# [Problem]
In the data that follows, find each line containing "Health" and copy it.

# [Information]
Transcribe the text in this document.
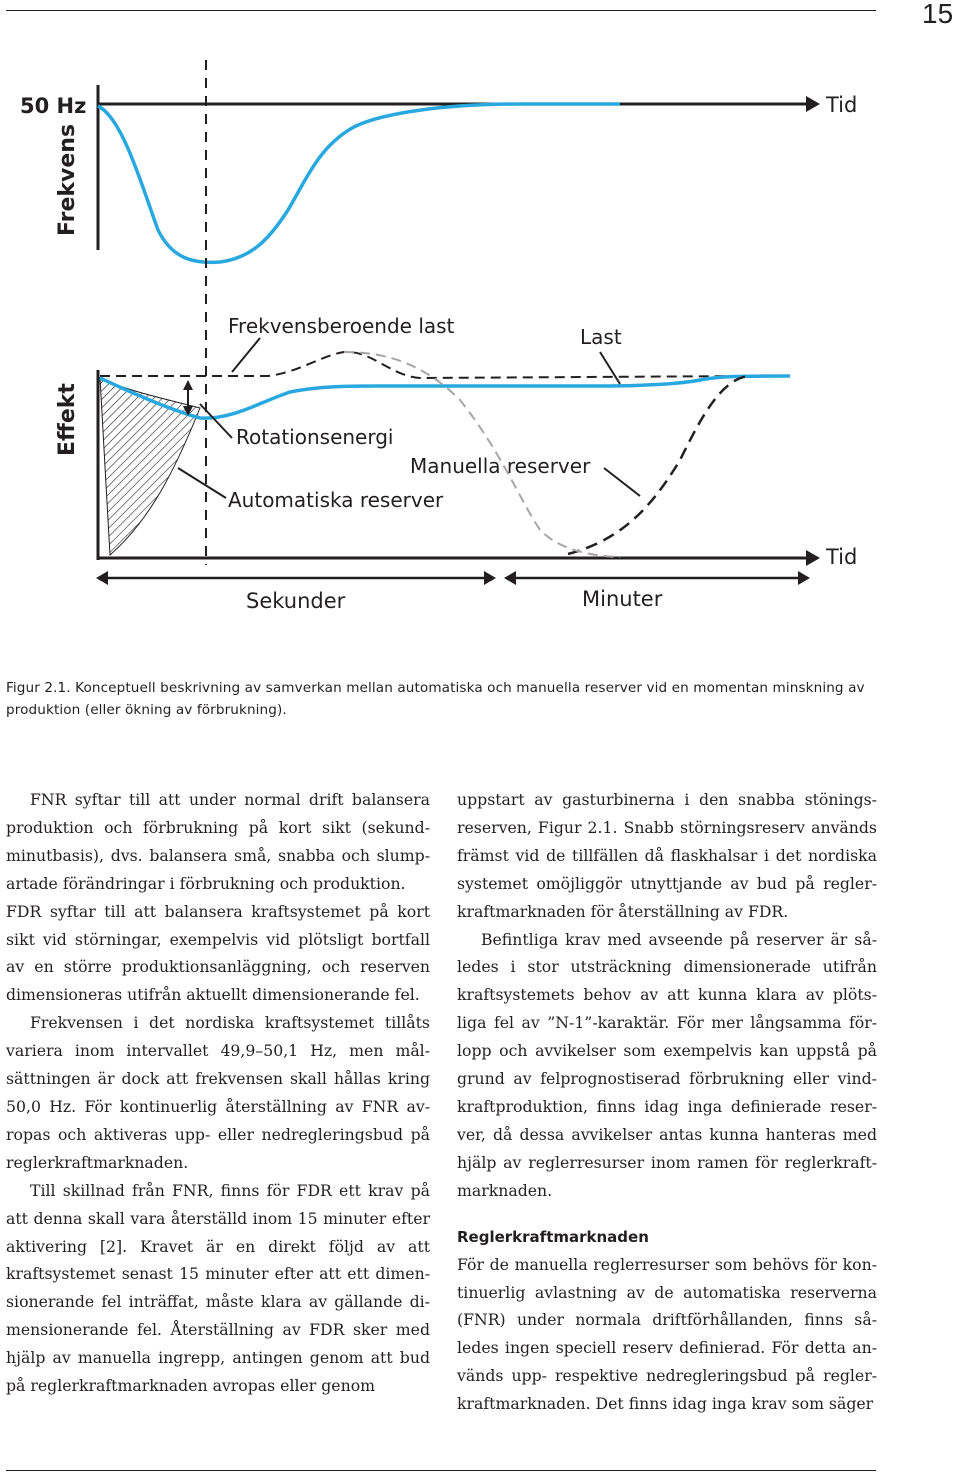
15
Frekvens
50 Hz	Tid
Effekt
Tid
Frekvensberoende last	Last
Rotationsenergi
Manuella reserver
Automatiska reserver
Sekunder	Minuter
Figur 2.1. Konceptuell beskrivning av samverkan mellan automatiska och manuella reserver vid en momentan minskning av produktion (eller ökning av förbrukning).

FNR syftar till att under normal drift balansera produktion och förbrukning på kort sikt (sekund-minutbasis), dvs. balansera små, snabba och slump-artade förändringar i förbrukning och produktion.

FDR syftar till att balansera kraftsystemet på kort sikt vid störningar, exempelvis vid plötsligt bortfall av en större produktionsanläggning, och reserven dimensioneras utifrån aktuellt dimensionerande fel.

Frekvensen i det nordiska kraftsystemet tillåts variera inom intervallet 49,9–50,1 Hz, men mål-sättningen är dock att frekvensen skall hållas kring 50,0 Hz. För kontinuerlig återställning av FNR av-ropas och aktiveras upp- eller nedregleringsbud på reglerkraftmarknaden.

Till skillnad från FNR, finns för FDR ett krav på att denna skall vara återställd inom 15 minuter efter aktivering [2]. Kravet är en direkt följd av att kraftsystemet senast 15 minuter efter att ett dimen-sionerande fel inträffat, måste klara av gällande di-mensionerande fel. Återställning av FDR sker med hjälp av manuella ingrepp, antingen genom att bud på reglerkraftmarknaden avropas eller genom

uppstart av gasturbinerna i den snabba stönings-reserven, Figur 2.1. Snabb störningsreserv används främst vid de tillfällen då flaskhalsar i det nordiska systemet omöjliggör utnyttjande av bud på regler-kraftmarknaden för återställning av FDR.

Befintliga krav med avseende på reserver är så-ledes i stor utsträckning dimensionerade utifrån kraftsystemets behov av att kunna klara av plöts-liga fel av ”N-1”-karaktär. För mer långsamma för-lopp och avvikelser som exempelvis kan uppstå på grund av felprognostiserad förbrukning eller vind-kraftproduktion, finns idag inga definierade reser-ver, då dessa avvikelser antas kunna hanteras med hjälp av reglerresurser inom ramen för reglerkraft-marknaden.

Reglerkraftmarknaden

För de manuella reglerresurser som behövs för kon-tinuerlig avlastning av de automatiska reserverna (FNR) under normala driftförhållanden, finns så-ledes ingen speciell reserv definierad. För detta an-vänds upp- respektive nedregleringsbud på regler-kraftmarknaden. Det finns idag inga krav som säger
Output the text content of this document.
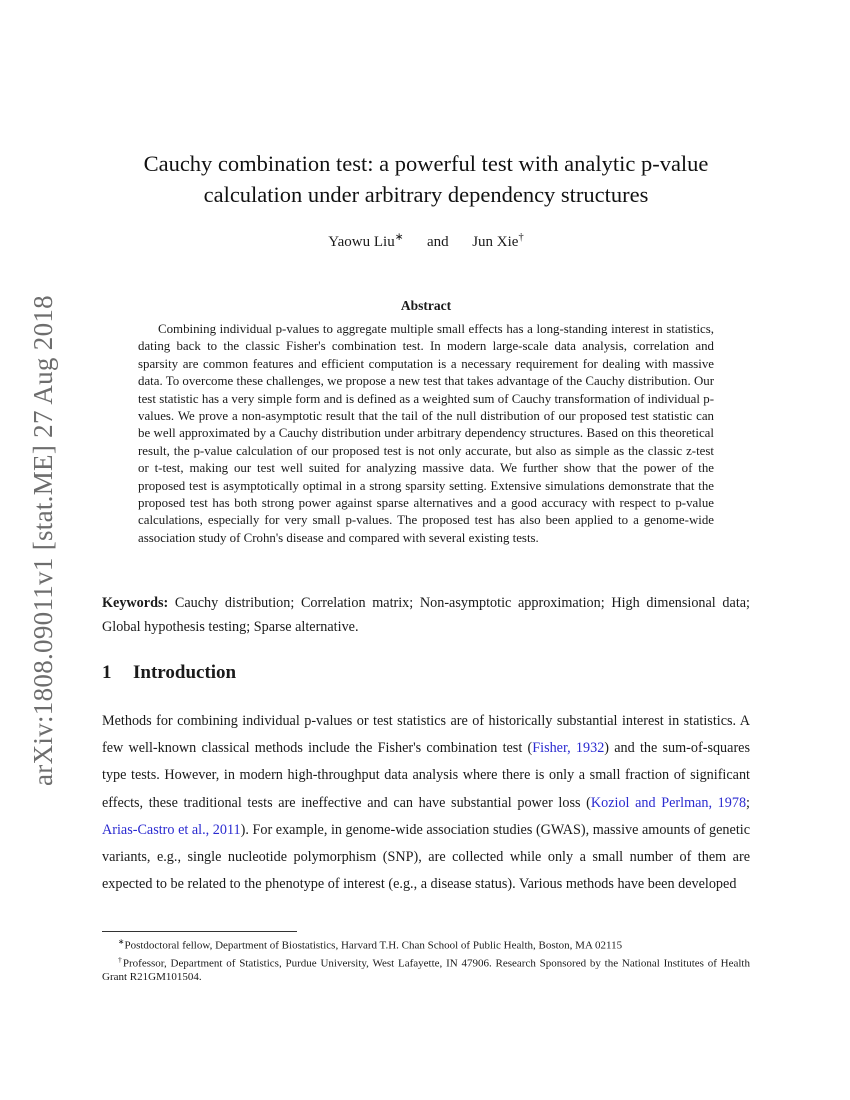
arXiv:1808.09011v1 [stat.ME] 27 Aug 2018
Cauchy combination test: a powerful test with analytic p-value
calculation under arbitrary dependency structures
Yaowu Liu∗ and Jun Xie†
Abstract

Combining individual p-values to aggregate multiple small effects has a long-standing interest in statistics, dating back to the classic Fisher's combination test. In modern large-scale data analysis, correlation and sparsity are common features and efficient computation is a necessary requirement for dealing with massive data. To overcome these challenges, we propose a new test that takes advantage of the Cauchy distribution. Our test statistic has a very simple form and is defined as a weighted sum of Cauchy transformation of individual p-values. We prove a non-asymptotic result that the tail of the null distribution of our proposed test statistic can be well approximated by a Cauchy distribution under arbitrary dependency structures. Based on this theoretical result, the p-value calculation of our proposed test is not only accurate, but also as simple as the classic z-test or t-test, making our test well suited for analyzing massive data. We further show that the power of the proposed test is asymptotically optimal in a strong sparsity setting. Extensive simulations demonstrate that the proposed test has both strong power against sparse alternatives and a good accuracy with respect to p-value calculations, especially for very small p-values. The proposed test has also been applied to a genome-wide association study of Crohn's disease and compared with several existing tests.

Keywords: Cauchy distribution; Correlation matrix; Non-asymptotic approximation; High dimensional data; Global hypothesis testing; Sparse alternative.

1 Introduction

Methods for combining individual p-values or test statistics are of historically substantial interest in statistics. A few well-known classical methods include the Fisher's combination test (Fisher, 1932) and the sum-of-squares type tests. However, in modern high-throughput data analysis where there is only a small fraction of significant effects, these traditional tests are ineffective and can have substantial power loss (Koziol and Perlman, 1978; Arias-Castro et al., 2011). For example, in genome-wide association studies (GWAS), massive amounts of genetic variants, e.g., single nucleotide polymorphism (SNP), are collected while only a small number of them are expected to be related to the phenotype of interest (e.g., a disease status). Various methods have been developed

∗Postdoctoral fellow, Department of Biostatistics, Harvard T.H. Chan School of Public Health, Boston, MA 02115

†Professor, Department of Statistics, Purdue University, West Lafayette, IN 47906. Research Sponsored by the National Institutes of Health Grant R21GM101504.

---

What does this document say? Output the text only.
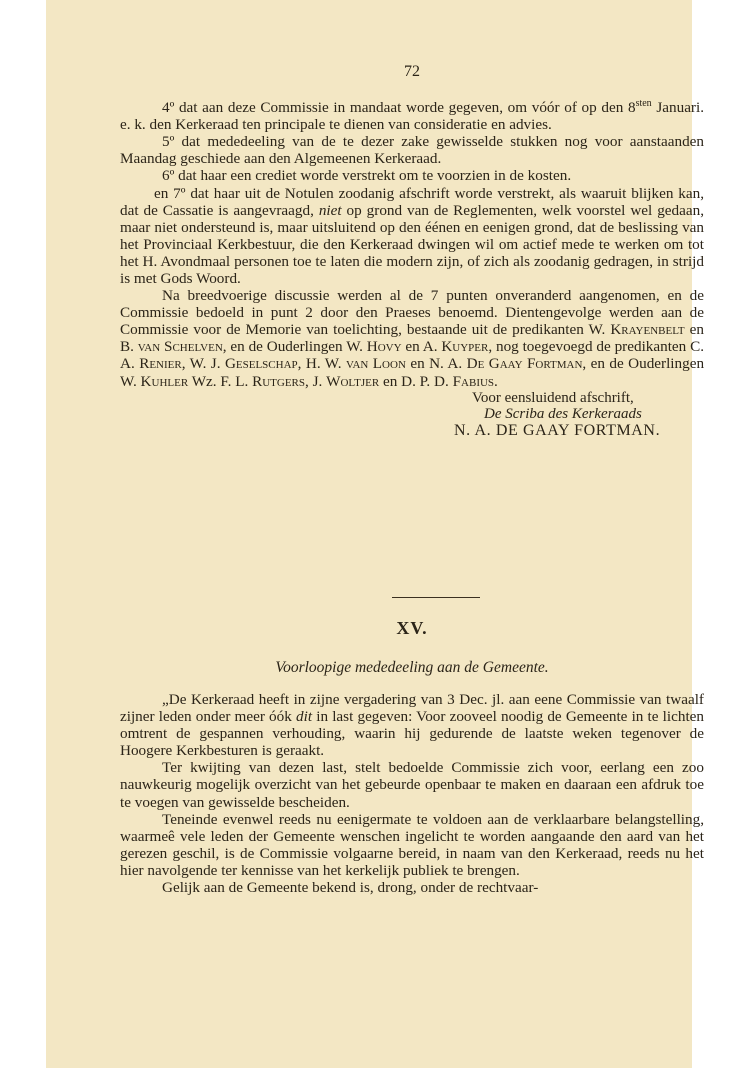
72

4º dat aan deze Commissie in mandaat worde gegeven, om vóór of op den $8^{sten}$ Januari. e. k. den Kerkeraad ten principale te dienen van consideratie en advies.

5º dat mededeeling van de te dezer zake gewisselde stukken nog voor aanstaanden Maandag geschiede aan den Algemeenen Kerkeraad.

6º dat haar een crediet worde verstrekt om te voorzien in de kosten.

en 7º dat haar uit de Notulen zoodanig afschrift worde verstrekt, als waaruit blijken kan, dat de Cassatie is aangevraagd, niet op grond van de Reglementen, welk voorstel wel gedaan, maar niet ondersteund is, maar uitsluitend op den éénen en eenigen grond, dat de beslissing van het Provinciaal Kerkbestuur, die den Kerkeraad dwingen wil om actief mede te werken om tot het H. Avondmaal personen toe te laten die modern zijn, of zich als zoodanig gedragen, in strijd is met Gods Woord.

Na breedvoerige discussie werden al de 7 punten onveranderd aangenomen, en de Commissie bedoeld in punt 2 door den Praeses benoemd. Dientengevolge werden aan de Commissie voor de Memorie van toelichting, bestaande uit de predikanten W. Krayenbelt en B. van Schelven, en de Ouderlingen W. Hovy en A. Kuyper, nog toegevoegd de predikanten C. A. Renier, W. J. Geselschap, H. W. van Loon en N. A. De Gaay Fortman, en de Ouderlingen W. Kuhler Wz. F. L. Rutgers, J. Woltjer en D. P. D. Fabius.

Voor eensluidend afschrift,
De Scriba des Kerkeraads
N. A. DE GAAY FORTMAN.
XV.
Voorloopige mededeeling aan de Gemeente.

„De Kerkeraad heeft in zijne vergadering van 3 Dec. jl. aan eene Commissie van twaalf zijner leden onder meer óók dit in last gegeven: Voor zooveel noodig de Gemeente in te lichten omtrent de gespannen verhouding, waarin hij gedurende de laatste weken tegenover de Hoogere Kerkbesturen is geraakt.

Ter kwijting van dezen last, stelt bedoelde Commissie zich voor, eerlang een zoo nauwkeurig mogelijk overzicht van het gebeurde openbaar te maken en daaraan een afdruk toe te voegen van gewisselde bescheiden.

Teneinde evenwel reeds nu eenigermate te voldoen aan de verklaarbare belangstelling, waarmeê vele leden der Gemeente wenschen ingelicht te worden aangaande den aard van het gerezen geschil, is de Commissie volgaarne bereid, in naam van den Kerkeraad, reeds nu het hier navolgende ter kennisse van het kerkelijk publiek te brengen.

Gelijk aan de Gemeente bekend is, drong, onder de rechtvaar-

# [Answer space]
∗Postdoctoral fellow, Department of Biostatistics, Harvard T.H. Chan School of Public Health, Boston, MA 02115
†Professor, Department of Statistics, Purdue University, West Lafayette, IN 47906. Research Sponsored by the National Institutes of Health Grant R21GM101504.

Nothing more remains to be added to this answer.